## WHAT TO WORK ON:
Write out the material again word for word, dropping any images it holds.

## Stored entries:
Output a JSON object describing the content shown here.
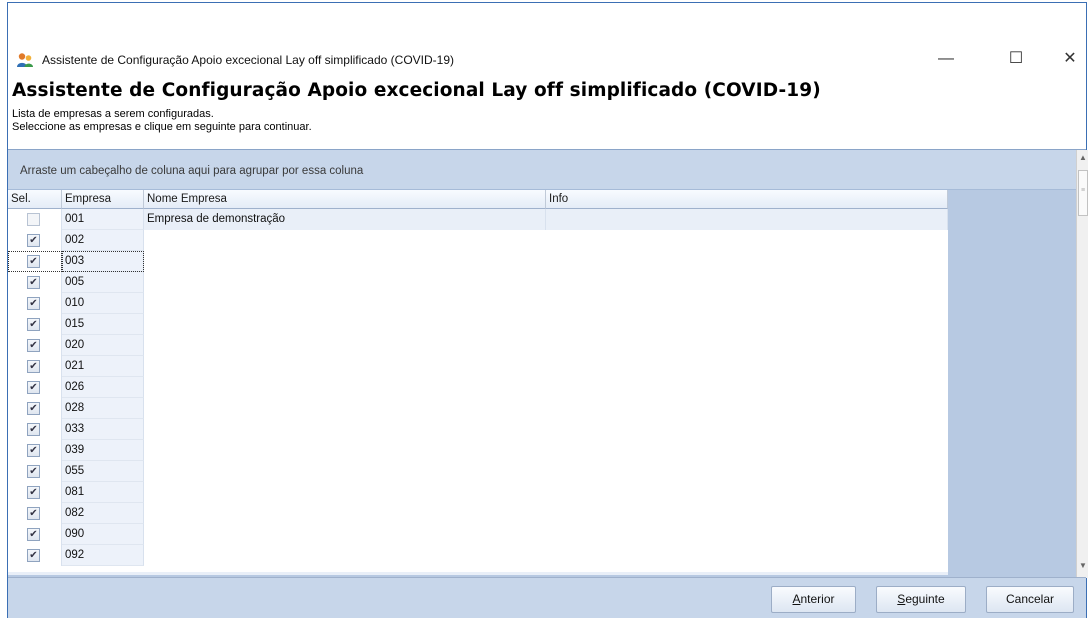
{
  "window": {
    "title": "Assistente de Configuração Apoio excecional Lay off simplificado (COVID-19)",
    "minimize_glyph": "—",
    "maximize_glyph": "☐",
    "close_glyph": "✕"
  },
  "header": {
    "title": "Assistente de Configuração Apoio excecional Lay off simplificado (COVID-19)",
    "line1": "Lista de empresas a serem configuradas.",
    "line2": "Seleccione as empresas e clique em seguinte para continuar."
  },
  "grid": {
    "group_panel_text": "Arraste um cabeçalho de coluna aqui para agrupar por essa coluna",
    "columns": [
      "Sel.",
      "Empresa",
      "Nome Empresa",
      "Info"
    ],
    "rows": [
      {
        "sel": false,
        "empresa": "001",
        "nome": "Empresa de demonstração",
        "info": ""
      },
      {
        "sel": true,
        "empresa": "002",
        "nome": "",
        "info": ""
      },
      {
        "sel": true,
        "empresa": "003",
        "nome": "",
        "info": ""
      },
      {
        "sel": true,
        "empresa": "005",
        "nome": "",
        "info": ""
      },
      {
        "sel": true,
        "empresa": "010",
        "nome": "",
        "info": ""
      },
      {
        "sel": true,
        "empresa": "015",
        "nome": "",
        "info": ""
      },
      {
        "sel": true,
        "empresa": "020",
        "nome": "",
        "info": ""
      },
      {
        "sel": true,
        "empresa": "021",
        "nome": "",
        "info": ""
      },
      {
        "sel": true,
        "empresa": "026",
        "nome": "",
        "info": ""
      },
      {
        "sel": true,
        "empresa": "028",
        "nome": "",
        "info": ""
      },
      {
        "sel": true,
        "empresa": "033",
        "nome": "",
        "info": ""
      },
      {
        "sel": true,
        "empresa": "039",
        "nome": "",
        "info": ""
      },
      {
        "sel": true,
        "empresa": "055",
        "nome": "",
        "info": ""
      },
      {
        "sel": true,
        "empresa": "081",
        "nome": "",
        "info": ""
      },
      {
        "sel": true,
        "empresa": "082",
        "nome": "",
        "info": ""
      },
      {
        "sel": true,
        "empresa": "090",
        "nome": "",
        "info": ""
      },
      {
        "sel": true,
        "empresa": "092",
        "nome": "",
        "info": ""
      }
    ],
    "focused_empresa": "003",
    "checked_glyph": "✔"
  },
  "footer": {
    "anterior_accel": "A",
    "anterior_rest": "nterior",
    "seguinte_accel": "S",
    "seguinte_rest": "eguinte",
    "cancelar_label": "Cancelar"
  },
  "colors": {
    "accent": "#3b6fb4",
    "panel": "#c7d6ea",
    "grid_bg": "#b7c9e2"
  }
}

## THE COMPLETED TASK:
Output a JSON object describing the content shown here.
{
  "window": {
    "title": "Assistente de Configuração Apoio excecional Lay off simplificado (COVID-19)",
    "minimize_glyph": "—",
    "maximize_glyph": "☐",
    "close_glyph": "✕"
  },
  "header": {
    "title": "Assistente de Configuração Apoio excecional Lay off simplificado (COVID-19)",
    "line1": "Lista de empresas a serem configuradas.",
    "line2": "Seleccione as empresas e clique em seguinte para continuar."
  },
  "grid": {
    "group_panel_text": "Arraste um cabeçalho de coluna aqui para agrupar por essa coluna",
    "columns": [
      "Sel.",
      "Empresa",
      "Nome Empresa",
      "Info"
    ],
    "rows": [
      {
        "sel": false,
        "empresa": "001",
        "nome": "Empresa de demonstração",
        "info": ""
      },
      {
        "sel": true,
        "empresa": "002",
        "nome": "",
        "info": ""
      },
      {
        "sel": true,
        "empresa": "003",
        "nome": "",
        "info": ""
      },
      {
        "sel": true,
        "empresa": "005",
        "nome": "",
        "info": ""
      },
      {
        "sel": true,
        "empresa": "010",
        "nome": "",
        "info": ""
      },
      {
        "sel": true,
        "empresa": "015",
        "nome": "",
        "info": ""
      },
      {
        "sel": true,
        "empresa": "020",
        "nome": "",
        "info": ""
      },
      {
        "sel": true,
        "empresa": "021",
        "nome": "",
        "info": ""
      },
      {
        "sel": true,
        "empresa": "026",
        "nome": "",
        "info": ""
      },
      {
        "sel": true,
        "empresa": "028",
        "nome": "",
        "info": ""
      },
      {
        "sel": true,
        "empresa": "033",
        "nome": "",
        "info": ""
      },
      {
        "sel": true,
        "empresa": "039",
        "nome": "",
        "info": ""
      },
      {
        "sel": true,
        "empresa": "055",
        "nome": "",
        "info": ""
      },
      {
        "sel": true,
        "empresa": "081",
        "nome": "",
        "info": ""
      },
      {
        "sel": true,
        "empresa": "082",
        "nome": "",
        "info": ""
      },
      {
        "sel": true,
        "empresa": "090",
        "nome": "",
        "info": ""
      },
      {
        "sel": true,
        "empresa": "092",
        "nome": "",
        "info": ""
      }
    ],
    "focused_empresa": "003",
    "checked_glyph": "✔"
  },
  "footer": {
    "anterior_accel": "A",
    "anterior_rest": "nterior",
    "seguinte_accel": "S",
    "seguinte_rest": "eguinte",
    "cancelar_label": "Cancelar"
  },
  "colors": {
    "accent": "#3b6fb4",
    "panel": "#c7d6ea",
    "grid_bg": "#b7c9e2"
  }
}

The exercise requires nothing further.